Record set:
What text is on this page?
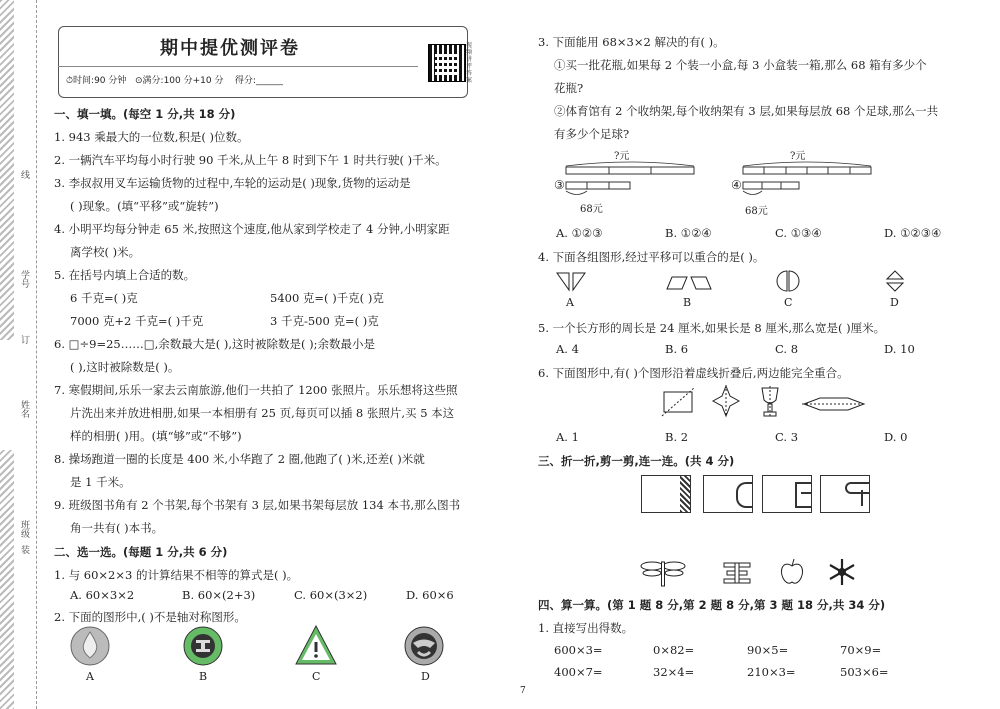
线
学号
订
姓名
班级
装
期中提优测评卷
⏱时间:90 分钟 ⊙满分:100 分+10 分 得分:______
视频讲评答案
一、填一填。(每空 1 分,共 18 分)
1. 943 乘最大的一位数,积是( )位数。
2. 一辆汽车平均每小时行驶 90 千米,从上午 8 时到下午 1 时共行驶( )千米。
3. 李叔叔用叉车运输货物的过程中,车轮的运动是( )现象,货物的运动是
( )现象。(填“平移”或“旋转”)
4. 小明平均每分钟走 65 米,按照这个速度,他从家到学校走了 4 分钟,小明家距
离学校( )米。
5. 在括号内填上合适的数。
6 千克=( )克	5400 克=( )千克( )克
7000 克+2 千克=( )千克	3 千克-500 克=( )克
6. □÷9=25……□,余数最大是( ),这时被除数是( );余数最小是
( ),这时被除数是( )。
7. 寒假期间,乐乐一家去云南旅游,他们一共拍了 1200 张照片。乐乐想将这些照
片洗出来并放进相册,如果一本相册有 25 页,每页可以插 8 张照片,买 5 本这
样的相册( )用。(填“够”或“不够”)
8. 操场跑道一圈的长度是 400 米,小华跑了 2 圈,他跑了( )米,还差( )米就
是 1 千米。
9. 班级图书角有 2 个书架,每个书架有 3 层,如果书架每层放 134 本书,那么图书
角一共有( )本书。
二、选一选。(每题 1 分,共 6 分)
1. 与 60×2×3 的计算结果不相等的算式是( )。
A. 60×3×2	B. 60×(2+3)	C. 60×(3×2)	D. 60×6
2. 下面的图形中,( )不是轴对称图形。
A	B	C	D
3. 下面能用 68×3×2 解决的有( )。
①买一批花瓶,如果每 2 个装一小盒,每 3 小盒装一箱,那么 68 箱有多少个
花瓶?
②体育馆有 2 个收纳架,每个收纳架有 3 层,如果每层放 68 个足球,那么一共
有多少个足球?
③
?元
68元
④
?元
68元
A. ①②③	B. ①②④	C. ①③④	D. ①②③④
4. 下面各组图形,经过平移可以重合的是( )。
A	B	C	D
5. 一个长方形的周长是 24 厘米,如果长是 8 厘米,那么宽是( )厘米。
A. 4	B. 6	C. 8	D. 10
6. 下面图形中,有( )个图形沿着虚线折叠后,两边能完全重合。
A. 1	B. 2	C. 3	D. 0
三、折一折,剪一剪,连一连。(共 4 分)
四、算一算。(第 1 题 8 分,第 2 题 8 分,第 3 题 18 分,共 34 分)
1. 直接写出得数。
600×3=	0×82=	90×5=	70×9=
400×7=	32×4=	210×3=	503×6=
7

Job: Leave out the pictures and print every line of the data exactly.

Output of the task:
What text is on this page?
线
学号
订
姓名
班级
装
期中提优测评卷
⏱时间:90 分钟 ⊙满分:100 分+10 分 得分:______
视频讲评答案
一、填一填。(每空 1 分,共 18 分)
1. 943 乘最大的一位数,积是( )位数。
2. 一辆汽车平均每小时行驶 90 千米,从上午 8 时到下午 1 时共行驶( )千米。
3. 李叔叔用叉车运输货物的过程中,车轮的运动是( )现象,货物的运动是
( )现象。(填“平移”或“旋转”)
4. 小明平均每分钟走 65 米,按照这个速度,他从家到学校走了 4 分钟,小明家距
离学校( )米。
5. 在括号内填上合适的数。
6 千克=( )克	5400 克=( )千克( )克
7000 克+2 千克=( )千克	3 千克-500 克=( )克
6. □÷9=25……□,余数最大是( ),这时被除数是( );余数最小是
( ),这时被除数是( )。
7. 寒假期间,乐乐一家去云南旅游,他们一共拍了 1200 张照片。乐乐想将这些照
片洗出来并放进相册,如果一本相册有 25 页,每页可以插 8 张照片,买 5 本这
样的相册( )用。(填“够”或“不够”)
8. 操场跑道一圈的长度是 400 米,小华跑了 2 圈,他跑了( )米,还差( )米就
是 1 千米。
9. 班级图书角有 2 个书架,每个书架有 3 层,如果书架每层放 134 本书,那么图书
角一共有( )本书。
二、选一选。(每题 1 分,共 6 分)
1. 与 60×2×3 的计算结果不相等的算式是( )。
A. 60×3×2	B. 60×(2+3)	C. 60×(3×2)	D. 60×6
2. 下面的图形中,( )不是轴对称图形。
A	B	C	D
3. 下面能用 68×3×2 解决的有( )。
①买一批花瓶,如果每 2 个装一小盒,每 3 小盒装一箱,那么 68 箱有多少个
花瓶?
②体育馆有 2 个收纳架,每个收纳架有 3 层,如果每层放 68 个足球,那么一共
有多少个足球?
③
?元
68元
④
?元
68元
A. ①②③	B. ①②④	C. ①③④	D. ①②③④
4. 下面各组图形,经过平移可以重合的是( )。
A	B	C	D
5. 一个长方形的周长是 24 厘米,如果长是 8 厘米,那么宽是( )厘米。
A. 4	B. 6	C. 8	D. 10
6. 下面图形中,有( )个图形沿着虚线折叠后,两边能完全重合。
A. 1	B. 2	C. 3	D. 0
三、折一折,剪一剪,连一连。(共 4 分)
四、算一算。(第 1 题 8 分,第 2 题 8 分,第 3 题 18 分,共 34 分)
1. 直接写出得数。
600×3=	0×82=	90×5=	70×9=
400×7=	32×4=	210×3=	503×6=
7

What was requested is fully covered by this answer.